▸ DESCRIPTION OF THE TASK
Retype the whole listing, please, keeping every line exact and dropping the pictures.

▸ SUPPLIED INFORMATION
>>>
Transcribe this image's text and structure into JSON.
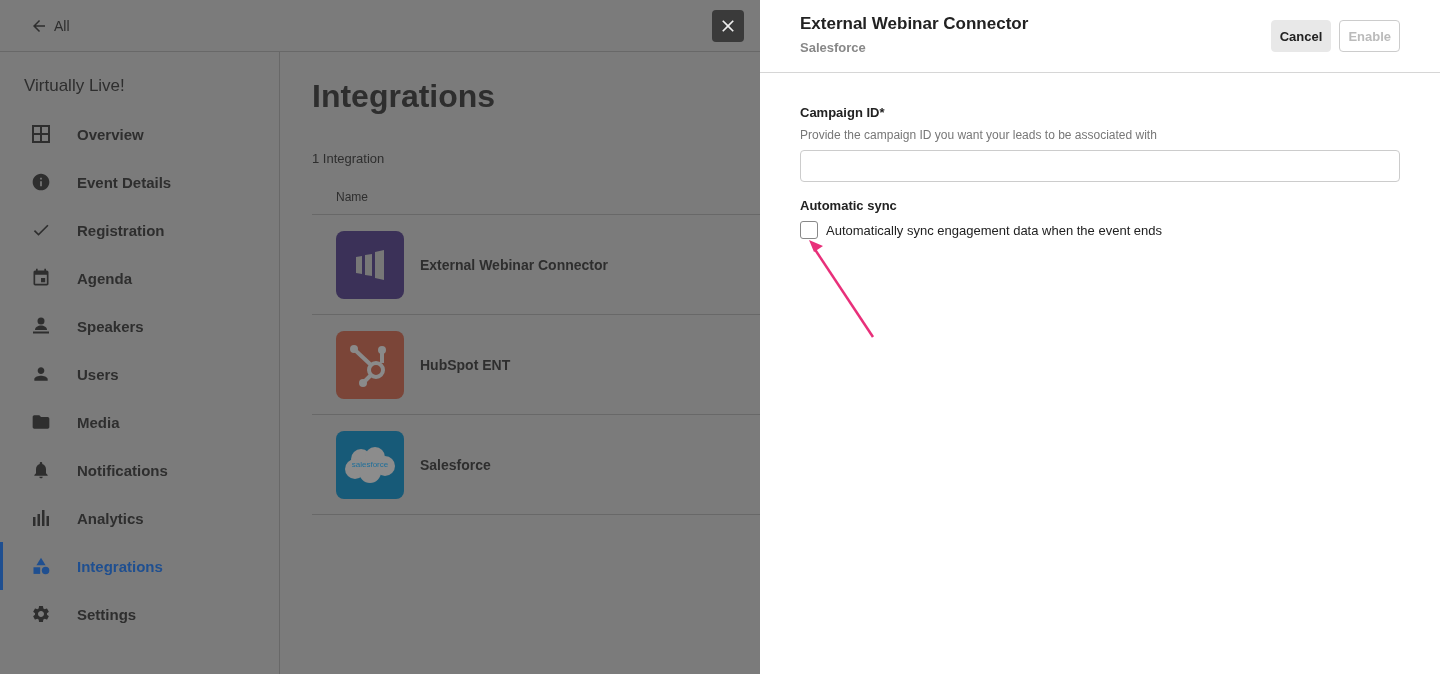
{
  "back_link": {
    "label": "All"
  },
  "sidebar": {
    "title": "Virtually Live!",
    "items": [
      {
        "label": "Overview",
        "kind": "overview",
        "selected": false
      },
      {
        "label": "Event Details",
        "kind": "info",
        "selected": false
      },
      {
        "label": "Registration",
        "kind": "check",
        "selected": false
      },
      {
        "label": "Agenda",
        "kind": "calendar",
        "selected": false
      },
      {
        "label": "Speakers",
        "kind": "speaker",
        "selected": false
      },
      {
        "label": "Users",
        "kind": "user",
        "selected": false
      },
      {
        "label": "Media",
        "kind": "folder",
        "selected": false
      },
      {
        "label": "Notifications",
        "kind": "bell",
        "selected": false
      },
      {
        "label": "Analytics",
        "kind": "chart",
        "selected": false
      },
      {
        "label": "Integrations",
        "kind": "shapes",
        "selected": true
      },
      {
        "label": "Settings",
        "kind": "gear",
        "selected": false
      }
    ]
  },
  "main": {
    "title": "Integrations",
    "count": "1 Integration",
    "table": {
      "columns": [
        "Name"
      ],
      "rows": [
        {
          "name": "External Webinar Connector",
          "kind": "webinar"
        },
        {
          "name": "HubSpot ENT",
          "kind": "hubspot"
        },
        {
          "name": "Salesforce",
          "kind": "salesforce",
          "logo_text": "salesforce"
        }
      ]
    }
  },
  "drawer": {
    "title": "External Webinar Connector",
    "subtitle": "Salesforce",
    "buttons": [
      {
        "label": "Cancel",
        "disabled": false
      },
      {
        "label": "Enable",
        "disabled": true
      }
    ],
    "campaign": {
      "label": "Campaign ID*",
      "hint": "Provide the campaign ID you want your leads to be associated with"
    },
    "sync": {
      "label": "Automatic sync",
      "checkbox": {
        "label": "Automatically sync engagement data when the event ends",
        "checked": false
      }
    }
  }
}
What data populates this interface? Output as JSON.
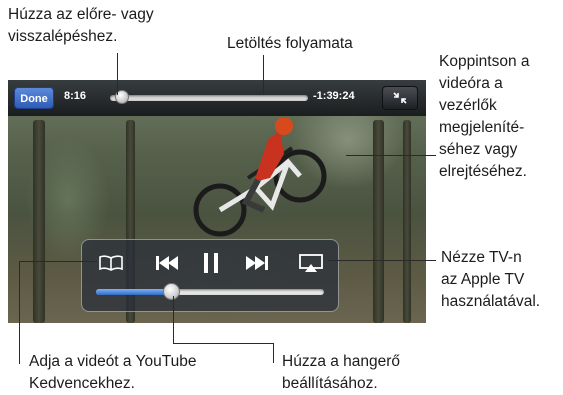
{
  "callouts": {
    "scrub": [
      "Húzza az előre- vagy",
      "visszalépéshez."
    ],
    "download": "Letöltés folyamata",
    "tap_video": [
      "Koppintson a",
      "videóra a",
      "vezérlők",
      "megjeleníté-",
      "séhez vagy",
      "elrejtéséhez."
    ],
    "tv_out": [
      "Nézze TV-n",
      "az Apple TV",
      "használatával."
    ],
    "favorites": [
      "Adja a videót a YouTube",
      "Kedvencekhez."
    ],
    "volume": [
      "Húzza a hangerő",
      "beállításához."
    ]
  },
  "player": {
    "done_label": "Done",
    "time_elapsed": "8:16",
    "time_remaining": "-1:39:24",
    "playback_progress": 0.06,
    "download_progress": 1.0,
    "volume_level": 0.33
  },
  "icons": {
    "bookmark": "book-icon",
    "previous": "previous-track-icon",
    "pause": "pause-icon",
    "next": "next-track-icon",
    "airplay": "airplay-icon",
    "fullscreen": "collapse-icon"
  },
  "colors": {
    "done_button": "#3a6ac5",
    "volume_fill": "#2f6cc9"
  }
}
<<<
▸ COMPLETE OUTPUT
Transcribe this image's text and structure into JSON.
{
  "back_link": {
    "label": "All"
  },
  "sidebar": {
    "title": "Virtually Live!",
    "items": [
      {
        "label": "Overview",
        "kind": "overview",
        "selected": false
      },
      {
        "label": "Event Details",
        "kind": "info",
        "selected": false
      },
      {
        "label": "Registration",
        "kind": "check",
        "selected": false
      },
      {
        "label": "Agenda",
        "kind": "calendar",
        "selected": false
      },
      {
        "label": "Speakers",
        "kind": "speaker",
        "selected": false
      },
      {
        "label": "Users",
        "kind": "user",
        "selected": false
      },
      {
        "label": "Media",
        "kind": "folder",
        "selected": false
      },
      {
        "label": "Notifications",
        "kind": "bell",
        "selected": false
      },
      {
        "label": "Analytics",
        "kind": "chart",
        "selected": false
      },
      {
        "label": "Integrations",
        "kind": "shapes",
        "selected": true
      },
      {
        "label": "Settings",
        "kind": "gear",
        "selected": false
      }
    ]
  },
  "main": {
    "title": "Integrations",
    "count": "1 Integration",
    "table": {
      "columns": [
        "Name"
      ],
      "rows": [
        {
          "name": "External Webinar Connector",
          "kind": "webinar"
        },
        {
          "name": "HubSpot ENT",
          "kind": "hubspot"
        },
        {
          "name": "Salesforce",
          "kind": "salesforce",
          "logo_text": "salesforce"
        }
      ]
    }
  },
  "drawer": {
    "title": "External Webinar Connector",
    "subtitle": "Salesforce",
    "buttons": [
      {
        "label": "Cancel",
        "disabled": false
      },
      {
        "label": "Enable",
        "disabled": true
      }
    ],
    "campaign": {
      "label": "Campaign ID*",
      "hint": "Provide the campaign ID you want your leads to be associated with"
    },
    "sync": {
      "label": "Automatic sync",
      "checkbox": {
        "label": "Automatically sync engagement data when the event ends",
        "checked": false
      }
    }
  }
}
What data populates this interface? Output as JSON.
{
  "callouts": {
    "scrub": [
      "Húzza az előre- vagy",
      "visszalépéshez."
    ],
    "download": "Letöltés folyamata",
    "tap_video": [
      "Koppintson a",
      "videóra a",
      "vezérlők",
      "megjeleníté-",
      "séhez vagy",
      "elrejtéséhez."
    ],
    "tv_out": [
      "Nézze TV-n",
      "az Apple TV",
      "használatával."
    ],
    "favorites": [
      "Adja a videót a YouTube",
      "Kedvencekhez."
    ],
    "volume": [
      "Húzza a hangerő",
      "beállításához."
    ]
  },
  "player": {
    "done_label": "Done",
    "time_elapsed": "8:16",
    "time_remaining": "-1:39:24",
    "playback_progress": 0.06,
    "download_progress": 1.0,
    "volume_level": 0.33
  },
  "icons": {
    "bookmark": "book-icon",
    "previous": "previous-track-icon",
    "pause": "pause-icon",
    "next": "next-track-icon",
    "airplay": "airplay-icon",
    "fullscreen": "collapse-icon"
  },
  "colors": {
    "done_button": "#3a6ac5",
    "volume_fill": "#2f6cc9"
  }
}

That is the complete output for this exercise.